▸ Instructions to follow
Return all of the data exactly, with nothing left out but the pictures.
— start Records supplied —
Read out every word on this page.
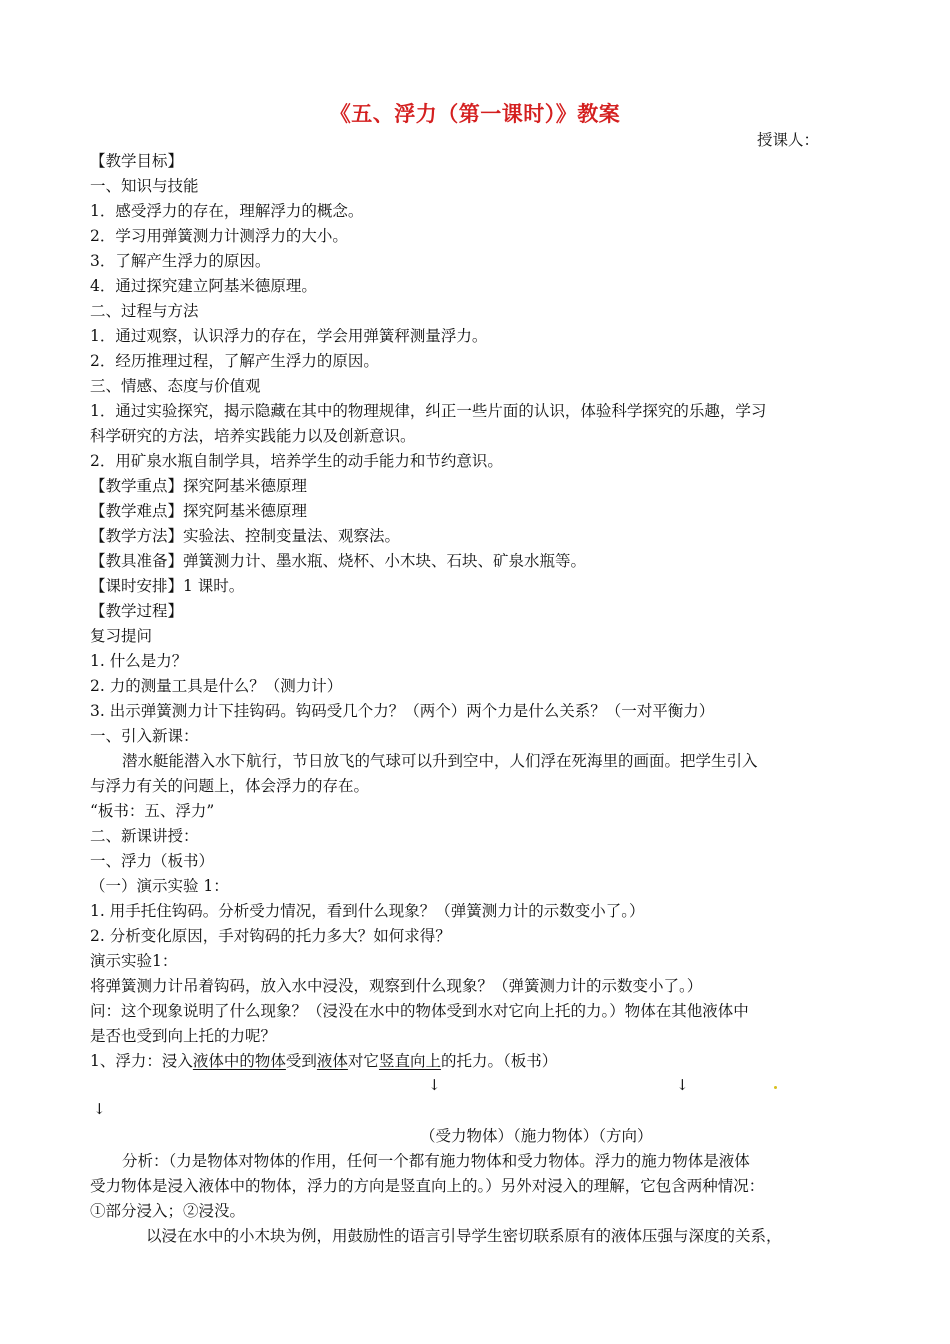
《五、浮力（第一课时）》教案
授课人：
【教学目标】
一、知识与技能
1．感受浮力的存在，理解浮力的概念。
2．学习用弹簧测力计测浮力的大小。
3．了解产生浮力的原因。
4．通过探究建立阿基米德原理。
二、过程与方法
1．通过观察，认识浮力的存在，学会用弹簧秤测量浮力。
2．经历推理过程，了解产生浮力的原因。
三、情感、态度与价值观
1．通过实验探究，揭示隐藏在其中的物理规律，纠正一些片面的认识，体验科学探究的乐趣，学习
科学研究的方法，培养实践能力以及创新意识。
2．用矿泉水瓶自制学具，培养学生的动手能力和节约意识。
【教学重点】探究阿基米德原理
【教学难点】探究阿基米德原理
【教学方法】实验法、控制变量法、观察法。
【教具准备】弹簧测力计、墨水瓶、烧杯、小木块、石块、矿泉水瓶等。
【课时安排】1 课时。
【教学过程】
复习提问
1. 什么是力？
2. 力的测量工具是什么？（测力计）
3. 出示弹簧测力计下挂钩码。钩码受几个力？（两个）两个力是什么关系？（一对平衡力）
一、引入新课：
潜水艇能潜入水下航行，节日放飞的气球可以升到空中，人们浮在死海里的画面。把学生引入
与浮力有关的问题上，体会浮力的存在。
“板书：五、浮力”
二、新课讲授：
一、浮力（板书）
（一）演示实验 1：
1. 用手托住钩码。分析受力情况，看到什么现象？（弹簧测力计的示数变小了。）
2. 分析变化原因，手对钩码的托力多大？如何求得？
演示实验1：
将弹簧测力计吊着钩码，放入水中浸没，观察到什么现象？（弹簧测力计的示数变小了。）
问：这个现象说明了什么现象？（浸没在水中的物体受到水对它向上托的力。）物体在其他液体中
是否也受到向上托的力呢？
1、浮力：浸入液体中的物体受到液体对它竖直向上的托力。（板书）
↓	↓
↓
（受力物体）（施力物体）（方向）
分析：（力是物体对物体的作用，任何一个都有施力物体和受力物体。浮力的施力物体是液体
受力物体是浸入液体中的物体，浮力的方向是竖直向上的。）另外对浸入的理解，它包含两种情况：
①部分浸入；②浸没。
以浸在水中的小木块为例，用鼓励性的语言引导学生密切联系原有的液体压强与深度的关系，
— end Records supplied —
▸ Problem solution
Read out every word on this page.
《五、浮力（第一课时）》教案
授课人：
【教学目标】
一、知识与技能
1．感受浮力的存在，理解浮力的概念。
2．学习用弹簧测力计测浮力的大小。
3．了解产生浮力的原因。
4．通过探究建立阿基米德原理。
二、过程与方法
1．通过观察，认识浮力的存在，学会用弹簧秤测量浮力。
2．经历推理过程，了解产生浮力的原因。
三、情感、态度与价值观
1．通过实验探究，揭示隐藏在其中的物理规律，纠正一些片面的认识，体验科学探究的乐趣，学习
科学研究的方法，培养实践能力以及创新意识。
2．用矿泉水瓶自制学具，培养学生的动手能力和节约意识。
【教学重点】探究阿基米德原理
【教学难点】探究阿基米德原理
【教学方法】实验法、控制变量法、观察法。
【教具准备】弹簧测力计、墨水瓶、烧杯、小木块、石块、矿泉水瓶等。
【课时安排】1 课时。
【教学过程】
复习提问
1. 什么是力？
2. 力的测量工具是什么？（测力计）
3. 出示弹簧测力计下挂钩码。钩码受几个力？（两个）两个力是什么关系？（一对平衡力）
一、引入新课：
潜水艇能潜入水下航行，节日放飞的气球可以升到空中，人们浮在死海里的画面。把学生引入
与浮力有关的问题上，体会浮力的存在。
“板书：五、浮力”
二、新课讲授：
一、浮力（板书）
（一）演示实验 1：
1. 用手托住钩码。分析受力情况，看到什么现象？（弹簧测力计的示数变小了。）
2. 分析变化原因，手对钩码的托力多大？如何求得？
演示实验1：
将弹簧测力计吊着钩码，放入水中浸没，观察到什么现象？（弹簧测力计的示数变小了。）
问：这个现象说明了什么现象？（浸没在水中的物体受到水对它向上托的力。）物体在其他液体中
是否也受到向上托的力呢？
1、浮力：浸入液体中的物体受到液体对它竖直向上的托力。（板书）
↓	↓
↓
（受力物体）（施力物体）（方向）
分析：（力是物体对物体的作用，任何一个都有施力物体和受力物体。浮力的施力物体是液体
受力物体是浸入液体中的物体，浮力的方向是竖直向上的。）另外对浸入的理解，它包含两种情况：
①部分浸入；②浸没。
以浸在水中的小木块为例，用鼓励性的语言引导学生密切联系原有的液体压强与深度的关系，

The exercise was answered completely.